> [Dataset excerpt]
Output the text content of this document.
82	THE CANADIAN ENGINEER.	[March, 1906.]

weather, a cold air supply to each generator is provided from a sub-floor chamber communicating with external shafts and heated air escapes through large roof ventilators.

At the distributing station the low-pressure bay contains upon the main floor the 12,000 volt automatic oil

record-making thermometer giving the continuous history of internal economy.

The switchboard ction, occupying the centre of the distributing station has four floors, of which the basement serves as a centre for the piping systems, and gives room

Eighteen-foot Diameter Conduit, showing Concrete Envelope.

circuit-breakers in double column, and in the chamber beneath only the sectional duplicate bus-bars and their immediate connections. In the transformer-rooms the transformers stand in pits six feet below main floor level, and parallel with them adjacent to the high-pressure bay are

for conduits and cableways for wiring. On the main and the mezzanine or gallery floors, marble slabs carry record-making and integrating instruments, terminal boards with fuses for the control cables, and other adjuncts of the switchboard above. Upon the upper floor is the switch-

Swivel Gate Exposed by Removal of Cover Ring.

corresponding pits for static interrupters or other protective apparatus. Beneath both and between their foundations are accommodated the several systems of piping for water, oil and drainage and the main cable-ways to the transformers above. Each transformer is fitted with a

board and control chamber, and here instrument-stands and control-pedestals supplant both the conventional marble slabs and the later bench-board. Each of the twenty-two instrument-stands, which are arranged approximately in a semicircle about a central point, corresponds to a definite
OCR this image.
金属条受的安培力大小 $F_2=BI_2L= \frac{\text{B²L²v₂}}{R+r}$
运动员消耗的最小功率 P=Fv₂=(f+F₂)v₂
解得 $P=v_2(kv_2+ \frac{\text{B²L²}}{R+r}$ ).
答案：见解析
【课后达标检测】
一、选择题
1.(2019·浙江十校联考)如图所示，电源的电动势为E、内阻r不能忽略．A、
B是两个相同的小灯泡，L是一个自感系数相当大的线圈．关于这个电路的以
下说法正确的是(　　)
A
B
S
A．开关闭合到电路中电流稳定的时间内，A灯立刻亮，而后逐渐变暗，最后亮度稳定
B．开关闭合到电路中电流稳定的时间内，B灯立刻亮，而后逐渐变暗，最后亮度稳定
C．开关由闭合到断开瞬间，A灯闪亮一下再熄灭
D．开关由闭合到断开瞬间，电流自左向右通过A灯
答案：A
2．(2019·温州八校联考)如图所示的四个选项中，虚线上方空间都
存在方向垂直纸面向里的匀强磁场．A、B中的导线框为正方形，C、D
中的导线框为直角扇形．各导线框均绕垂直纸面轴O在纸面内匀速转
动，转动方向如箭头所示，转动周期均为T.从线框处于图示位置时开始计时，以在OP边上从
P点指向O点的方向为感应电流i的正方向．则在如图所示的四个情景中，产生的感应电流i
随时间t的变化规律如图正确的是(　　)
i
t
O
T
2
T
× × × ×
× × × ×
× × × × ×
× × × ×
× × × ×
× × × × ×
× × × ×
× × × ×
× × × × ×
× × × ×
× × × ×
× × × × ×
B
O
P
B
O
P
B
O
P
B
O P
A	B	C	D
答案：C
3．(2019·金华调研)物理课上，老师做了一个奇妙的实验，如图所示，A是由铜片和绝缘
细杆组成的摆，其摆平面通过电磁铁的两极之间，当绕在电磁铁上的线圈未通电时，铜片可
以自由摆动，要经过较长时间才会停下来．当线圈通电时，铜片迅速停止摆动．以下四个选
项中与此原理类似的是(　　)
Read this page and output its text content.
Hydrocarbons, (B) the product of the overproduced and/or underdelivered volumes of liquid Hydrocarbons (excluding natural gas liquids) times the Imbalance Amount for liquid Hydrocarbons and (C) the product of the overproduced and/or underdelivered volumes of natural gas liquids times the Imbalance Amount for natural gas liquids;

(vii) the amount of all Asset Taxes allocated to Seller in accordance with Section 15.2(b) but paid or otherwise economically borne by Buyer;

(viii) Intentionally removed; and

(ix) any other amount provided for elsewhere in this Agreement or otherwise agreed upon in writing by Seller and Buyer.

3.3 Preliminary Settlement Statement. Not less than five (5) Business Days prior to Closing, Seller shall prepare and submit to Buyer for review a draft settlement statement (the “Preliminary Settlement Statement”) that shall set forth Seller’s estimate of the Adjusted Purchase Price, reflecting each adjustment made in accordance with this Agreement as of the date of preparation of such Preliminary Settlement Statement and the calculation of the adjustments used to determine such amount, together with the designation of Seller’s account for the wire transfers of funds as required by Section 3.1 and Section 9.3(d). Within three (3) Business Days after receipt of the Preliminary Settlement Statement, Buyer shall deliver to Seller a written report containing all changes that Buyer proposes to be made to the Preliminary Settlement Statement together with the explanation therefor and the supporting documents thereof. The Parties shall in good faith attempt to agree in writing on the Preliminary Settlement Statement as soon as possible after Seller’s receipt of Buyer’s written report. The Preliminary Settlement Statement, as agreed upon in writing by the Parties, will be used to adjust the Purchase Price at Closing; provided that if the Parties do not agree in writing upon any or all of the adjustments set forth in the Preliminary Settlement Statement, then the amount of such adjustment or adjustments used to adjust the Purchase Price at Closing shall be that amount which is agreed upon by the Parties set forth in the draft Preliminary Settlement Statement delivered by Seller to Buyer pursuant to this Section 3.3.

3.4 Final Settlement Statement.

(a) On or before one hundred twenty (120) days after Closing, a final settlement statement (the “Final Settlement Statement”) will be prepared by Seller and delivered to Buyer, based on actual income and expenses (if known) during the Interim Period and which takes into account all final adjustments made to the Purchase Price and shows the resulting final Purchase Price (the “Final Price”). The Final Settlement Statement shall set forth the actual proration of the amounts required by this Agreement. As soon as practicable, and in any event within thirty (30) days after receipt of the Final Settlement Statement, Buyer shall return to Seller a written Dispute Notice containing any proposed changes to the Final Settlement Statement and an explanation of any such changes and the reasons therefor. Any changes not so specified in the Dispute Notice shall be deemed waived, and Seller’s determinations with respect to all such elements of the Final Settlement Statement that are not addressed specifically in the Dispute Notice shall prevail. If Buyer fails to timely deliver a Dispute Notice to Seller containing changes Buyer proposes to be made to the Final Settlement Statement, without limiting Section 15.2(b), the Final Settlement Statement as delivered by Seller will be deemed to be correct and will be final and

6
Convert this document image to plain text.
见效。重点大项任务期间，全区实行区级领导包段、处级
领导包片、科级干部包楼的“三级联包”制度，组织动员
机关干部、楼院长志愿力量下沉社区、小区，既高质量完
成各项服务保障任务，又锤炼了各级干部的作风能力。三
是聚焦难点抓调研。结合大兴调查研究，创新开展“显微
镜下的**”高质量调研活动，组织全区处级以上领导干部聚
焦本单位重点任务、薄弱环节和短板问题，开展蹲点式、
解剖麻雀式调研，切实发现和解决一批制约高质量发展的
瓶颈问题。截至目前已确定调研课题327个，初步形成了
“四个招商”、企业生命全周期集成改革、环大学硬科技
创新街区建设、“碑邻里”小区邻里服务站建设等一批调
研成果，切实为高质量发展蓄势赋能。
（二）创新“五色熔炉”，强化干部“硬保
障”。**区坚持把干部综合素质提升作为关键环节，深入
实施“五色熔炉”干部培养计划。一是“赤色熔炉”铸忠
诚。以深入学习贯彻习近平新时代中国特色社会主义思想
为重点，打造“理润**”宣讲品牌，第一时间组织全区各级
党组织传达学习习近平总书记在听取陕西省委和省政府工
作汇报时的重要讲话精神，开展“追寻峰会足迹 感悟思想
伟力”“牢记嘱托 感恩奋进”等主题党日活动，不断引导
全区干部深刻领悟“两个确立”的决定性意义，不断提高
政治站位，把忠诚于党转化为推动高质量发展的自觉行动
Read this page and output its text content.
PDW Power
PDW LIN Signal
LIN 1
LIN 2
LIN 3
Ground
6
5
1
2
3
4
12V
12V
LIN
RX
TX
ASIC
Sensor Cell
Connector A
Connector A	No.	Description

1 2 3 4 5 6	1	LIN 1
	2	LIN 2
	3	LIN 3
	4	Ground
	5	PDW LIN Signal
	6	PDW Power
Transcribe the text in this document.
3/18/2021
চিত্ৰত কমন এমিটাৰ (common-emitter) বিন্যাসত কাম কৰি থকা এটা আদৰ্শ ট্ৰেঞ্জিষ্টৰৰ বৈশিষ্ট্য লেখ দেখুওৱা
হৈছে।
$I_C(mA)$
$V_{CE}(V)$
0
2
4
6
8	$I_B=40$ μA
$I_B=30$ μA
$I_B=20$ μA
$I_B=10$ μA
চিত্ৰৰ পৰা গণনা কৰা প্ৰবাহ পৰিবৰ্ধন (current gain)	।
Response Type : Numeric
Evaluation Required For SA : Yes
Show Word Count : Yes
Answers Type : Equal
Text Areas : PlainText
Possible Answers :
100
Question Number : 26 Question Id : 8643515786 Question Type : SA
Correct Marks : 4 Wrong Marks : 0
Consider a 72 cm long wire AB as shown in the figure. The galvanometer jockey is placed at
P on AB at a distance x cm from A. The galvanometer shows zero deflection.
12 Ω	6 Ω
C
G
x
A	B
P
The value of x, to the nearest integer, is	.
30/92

> [Problem to solve] Copy every line of the material in which the word "image" occurs.

> [Final result]
OCR this image.
Convert this document image to plain text.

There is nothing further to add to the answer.